• Instructions to follow: Count the lines that contain the string "those" in the records beneath, and respond with the number only.

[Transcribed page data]
****************
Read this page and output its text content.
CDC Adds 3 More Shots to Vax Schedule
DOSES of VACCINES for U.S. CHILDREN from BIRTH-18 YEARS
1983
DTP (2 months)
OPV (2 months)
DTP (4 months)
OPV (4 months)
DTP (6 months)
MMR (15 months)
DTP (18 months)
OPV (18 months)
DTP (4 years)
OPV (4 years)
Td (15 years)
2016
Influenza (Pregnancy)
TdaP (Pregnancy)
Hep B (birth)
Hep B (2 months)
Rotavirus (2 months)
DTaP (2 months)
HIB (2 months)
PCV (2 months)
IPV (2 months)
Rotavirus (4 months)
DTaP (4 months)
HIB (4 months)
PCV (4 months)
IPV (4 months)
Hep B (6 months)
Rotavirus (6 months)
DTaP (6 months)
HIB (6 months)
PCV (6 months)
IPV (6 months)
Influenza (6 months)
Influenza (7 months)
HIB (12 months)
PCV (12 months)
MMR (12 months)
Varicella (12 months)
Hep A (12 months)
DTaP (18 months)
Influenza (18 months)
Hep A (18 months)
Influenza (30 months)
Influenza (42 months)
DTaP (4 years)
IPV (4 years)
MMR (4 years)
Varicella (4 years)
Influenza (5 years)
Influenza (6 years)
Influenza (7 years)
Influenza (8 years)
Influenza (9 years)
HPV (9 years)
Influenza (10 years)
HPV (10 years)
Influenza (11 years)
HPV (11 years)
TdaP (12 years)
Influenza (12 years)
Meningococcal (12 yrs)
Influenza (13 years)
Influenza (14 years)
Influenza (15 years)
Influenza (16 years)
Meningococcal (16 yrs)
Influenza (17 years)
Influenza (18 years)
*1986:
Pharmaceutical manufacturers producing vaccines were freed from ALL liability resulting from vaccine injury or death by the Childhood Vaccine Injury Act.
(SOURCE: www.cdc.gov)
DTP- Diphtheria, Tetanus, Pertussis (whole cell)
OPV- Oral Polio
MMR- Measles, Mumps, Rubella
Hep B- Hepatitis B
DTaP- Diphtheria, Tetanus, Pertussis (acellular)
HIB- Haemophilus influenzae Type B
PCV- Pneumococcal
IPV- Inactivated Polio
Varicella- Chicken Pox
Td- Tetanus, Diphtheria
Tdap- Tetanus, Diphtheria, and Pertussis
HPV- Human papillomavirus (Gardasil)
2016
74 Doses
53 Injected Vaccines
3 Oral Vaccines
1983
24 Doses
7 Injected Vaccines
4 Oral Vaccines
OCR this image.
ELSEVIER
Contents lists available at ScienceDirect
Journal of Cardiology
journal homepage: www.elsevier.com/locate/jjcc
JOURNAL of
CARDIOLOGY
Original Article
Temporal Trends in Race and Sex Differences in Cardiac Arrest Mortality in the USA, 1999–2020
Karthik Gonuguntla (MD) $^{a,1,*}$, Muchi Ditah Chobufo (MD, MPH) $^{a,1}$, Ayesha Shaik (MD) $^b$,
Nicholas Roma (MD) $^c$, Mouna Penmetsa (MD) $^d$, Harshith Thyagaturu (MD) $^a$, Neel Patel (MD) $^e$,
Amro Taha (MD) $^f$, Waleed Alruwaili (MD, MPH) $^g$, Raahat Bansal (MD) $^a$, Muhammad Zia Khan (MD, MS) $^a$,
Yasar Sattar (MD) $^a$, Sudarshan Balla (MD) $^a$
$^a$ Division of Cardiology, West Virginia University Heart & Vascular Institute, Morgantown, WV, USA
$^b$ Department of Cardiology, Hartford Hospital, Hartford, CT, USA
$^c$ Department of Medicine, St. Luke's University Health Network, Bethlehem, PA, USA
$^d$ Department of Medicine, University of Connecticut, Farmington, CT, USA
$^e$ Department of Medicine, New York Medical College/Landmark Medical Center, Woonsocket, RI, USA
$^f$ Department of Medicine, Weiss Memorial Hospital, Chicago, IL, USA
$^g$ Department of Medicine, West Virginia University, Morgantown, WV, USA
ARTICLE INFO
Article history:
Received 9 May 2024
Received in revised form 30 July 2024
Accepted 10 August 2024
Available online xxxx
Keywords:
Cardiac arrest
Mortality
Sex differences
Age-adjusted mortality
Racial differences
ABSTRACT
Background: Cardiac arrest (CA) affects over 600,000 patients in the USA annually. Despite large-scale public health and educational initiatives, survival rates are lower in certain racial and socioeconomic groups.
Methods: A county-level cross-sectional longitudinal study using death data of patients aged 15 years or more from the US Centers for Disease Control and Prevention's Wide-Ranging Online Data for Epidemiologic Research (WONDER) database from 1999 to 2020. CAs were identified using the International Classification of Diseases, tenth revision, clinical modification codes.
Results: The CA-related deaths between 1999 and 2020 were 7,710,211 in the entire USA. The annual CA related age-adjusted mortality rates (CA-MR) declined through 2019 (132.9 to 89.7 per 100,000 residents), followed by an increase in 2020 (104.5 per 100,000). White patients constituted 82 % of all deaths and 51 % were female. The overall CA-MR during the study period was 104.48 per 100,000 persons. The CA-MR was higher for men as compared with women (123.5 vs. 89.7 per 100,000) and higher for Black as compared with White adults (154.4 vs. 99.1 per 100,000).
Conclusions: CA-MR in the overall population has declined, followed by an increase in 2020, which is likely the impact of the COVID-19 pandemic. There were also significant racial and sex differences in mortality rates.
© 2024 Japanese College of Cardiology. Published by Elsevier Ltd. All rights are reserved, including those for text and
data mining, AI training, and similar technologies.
****************
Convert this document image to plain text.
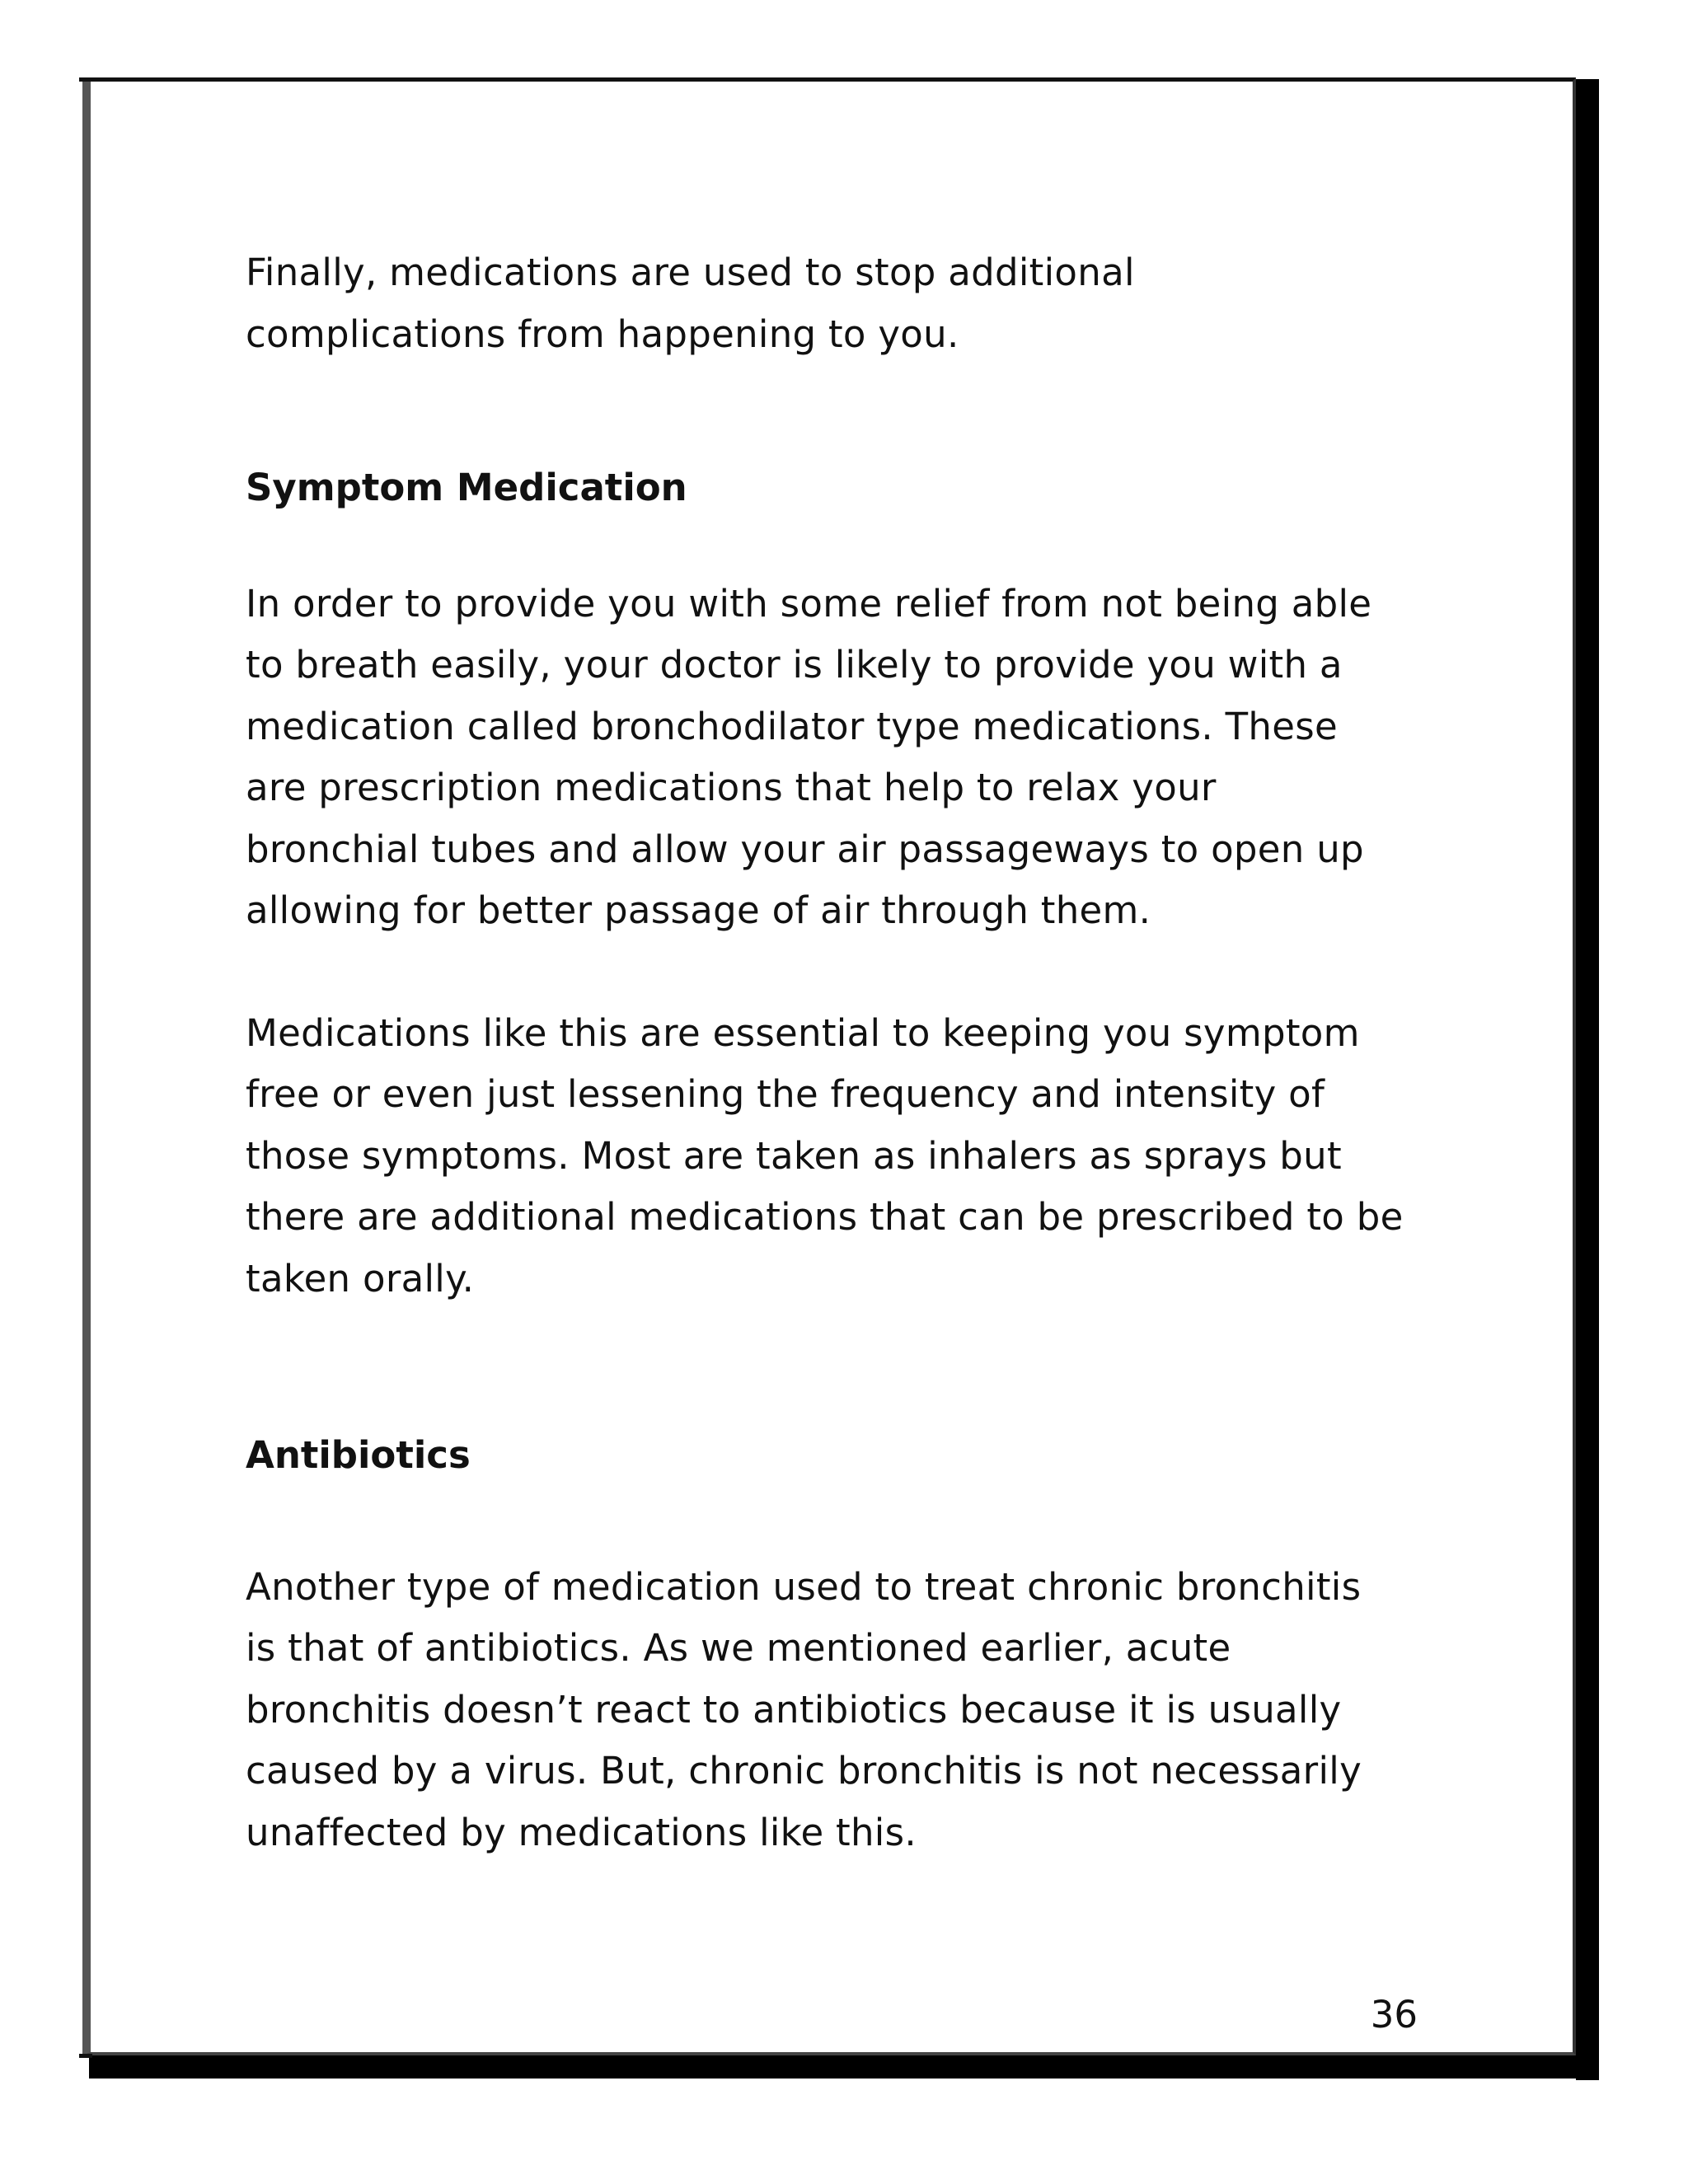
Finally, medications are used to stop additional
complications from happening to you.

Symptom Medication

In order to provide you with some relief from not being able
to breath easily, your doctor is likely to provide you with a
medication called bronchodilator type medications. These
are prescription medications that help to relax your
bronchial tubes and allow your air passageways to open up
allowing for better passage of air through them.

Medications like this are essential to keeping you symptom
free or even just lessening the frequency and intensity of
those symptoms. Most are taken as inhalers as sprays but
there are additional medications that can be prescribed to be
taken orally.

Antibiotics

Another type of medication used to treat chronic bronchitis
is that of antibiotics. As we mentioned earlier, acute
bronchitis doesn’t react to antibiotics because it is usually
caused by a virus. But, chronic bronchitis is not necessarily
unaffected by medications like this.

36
****************
• Final answer: 2